→ **What is required**:
Pull each line holding "Group" out of the entries below.

→ **Entries shown**:

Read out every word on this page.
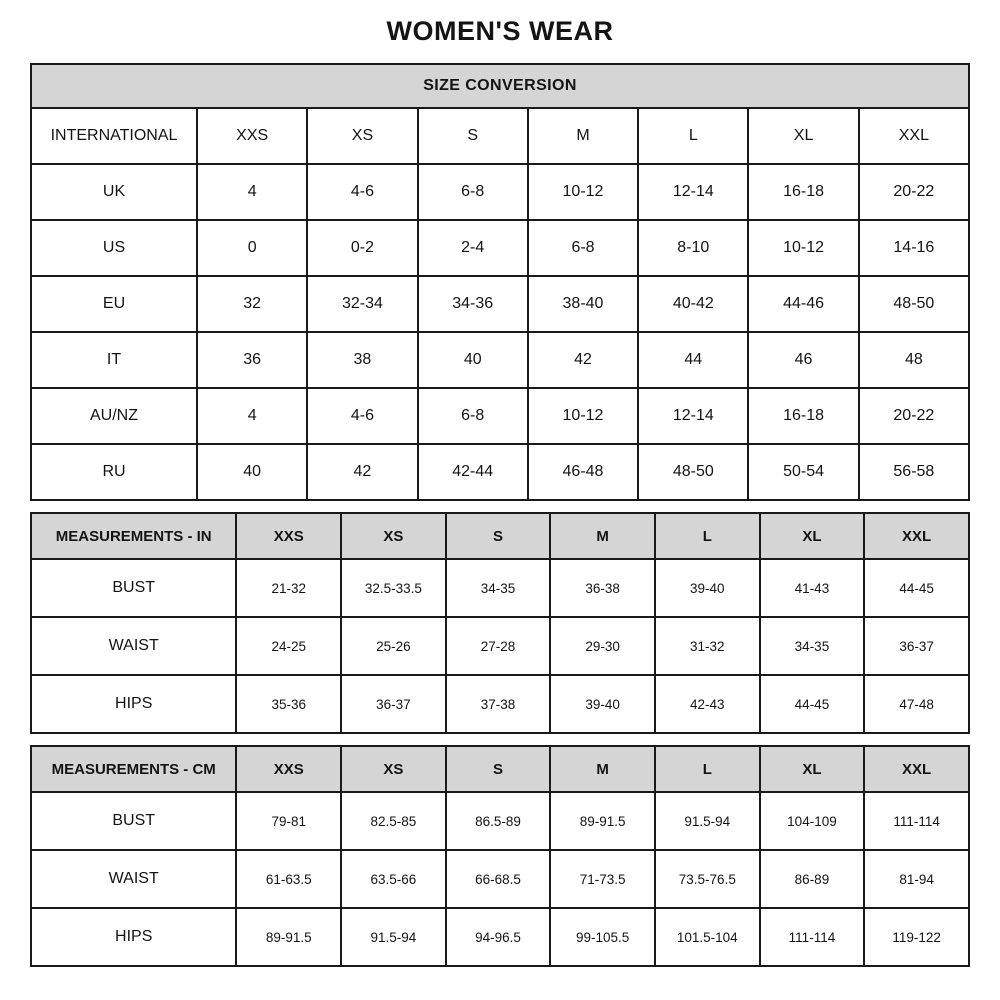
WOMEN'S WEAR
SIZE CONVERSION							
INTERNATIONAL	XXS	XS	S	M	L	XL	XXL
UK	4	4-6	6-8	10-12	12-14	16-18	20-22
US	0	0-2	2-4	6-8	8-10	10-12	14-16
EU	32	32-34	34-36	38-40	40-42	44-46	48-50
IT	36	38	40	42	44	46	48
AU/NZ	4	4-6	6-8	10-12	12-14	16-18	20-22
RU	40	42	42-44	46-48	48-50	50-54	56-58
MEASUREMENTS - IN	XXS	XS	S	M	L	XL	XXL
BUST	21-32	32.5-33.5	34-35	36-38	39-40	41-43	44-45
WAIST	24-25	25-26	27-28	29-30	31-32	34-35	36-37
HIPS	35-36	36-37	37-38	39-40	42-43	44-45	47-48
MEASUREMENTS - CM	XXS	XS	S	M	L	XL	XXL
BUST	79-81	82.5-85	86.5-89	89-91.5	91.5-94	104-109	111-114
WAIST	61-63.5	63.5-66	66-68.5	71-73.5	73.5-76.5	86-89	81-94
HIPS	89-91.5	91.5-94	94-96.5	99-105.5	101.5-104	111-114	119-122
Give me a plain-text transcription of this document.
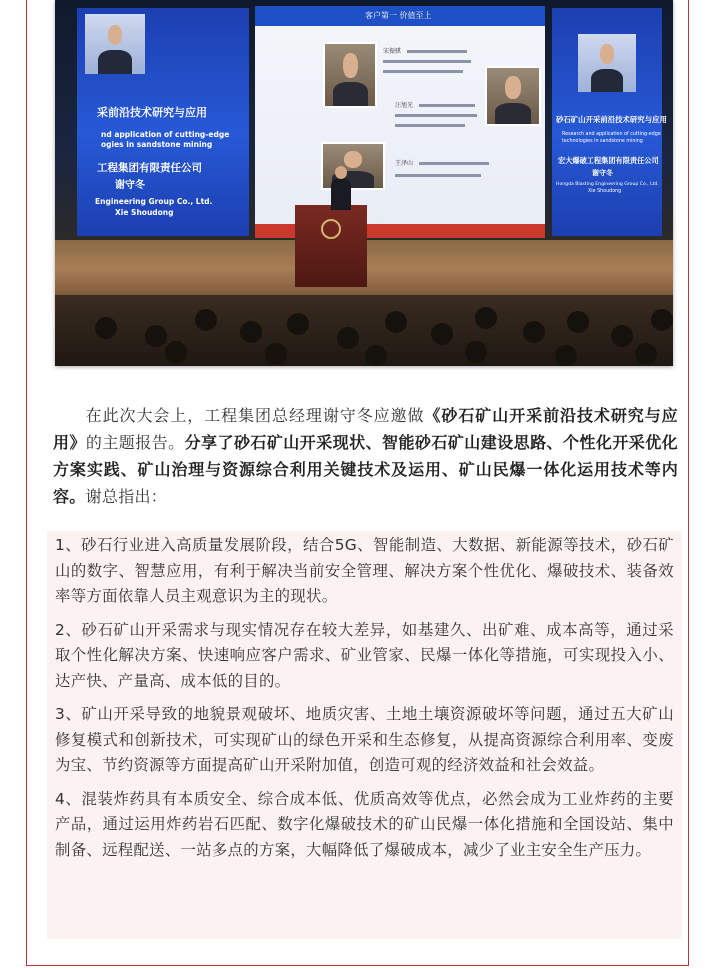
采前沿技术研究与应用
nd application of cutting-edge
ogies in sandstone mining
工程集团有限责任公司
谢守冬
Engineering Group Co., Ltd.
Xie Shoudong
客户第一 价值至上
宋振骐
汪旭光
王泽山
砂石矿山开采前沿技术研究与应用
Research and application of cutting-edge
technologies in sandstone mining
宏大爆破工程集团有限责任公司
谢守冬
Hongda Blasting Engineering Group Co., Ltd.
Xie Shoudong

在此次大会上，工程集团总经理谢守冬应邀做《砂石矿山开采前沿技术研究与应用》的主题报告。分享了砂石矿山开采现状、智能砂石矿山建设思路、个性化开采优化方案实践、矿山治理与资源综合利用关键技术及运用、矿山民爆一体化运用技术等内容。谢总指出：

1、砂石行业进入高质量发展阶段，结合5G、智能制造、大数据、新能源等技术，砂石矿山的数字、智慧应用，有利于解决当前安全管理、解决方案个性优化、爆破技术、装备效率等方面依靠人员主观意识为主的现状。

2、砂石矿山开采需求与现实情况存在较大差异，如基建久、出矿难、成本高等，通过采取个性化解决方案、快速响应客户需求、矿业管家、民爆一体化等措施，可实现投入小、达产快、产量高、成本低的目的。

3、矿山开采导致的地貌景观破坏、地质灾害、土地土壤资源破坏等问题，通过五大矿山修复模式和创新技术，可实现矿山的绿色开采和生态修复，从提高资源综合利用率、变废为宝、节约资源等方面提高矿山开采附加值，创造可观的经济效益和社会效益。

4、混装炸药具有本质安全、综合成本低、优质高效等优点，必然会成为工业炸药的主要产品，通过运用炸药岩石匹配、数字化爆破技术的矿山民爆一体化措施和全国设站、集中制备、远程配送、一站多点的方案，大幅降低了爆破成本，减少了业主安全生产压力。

→ **Solution for this problem**:
Engineering Group Co., Ltd.
Hongda Blasting Engineering Group Co., Ltd.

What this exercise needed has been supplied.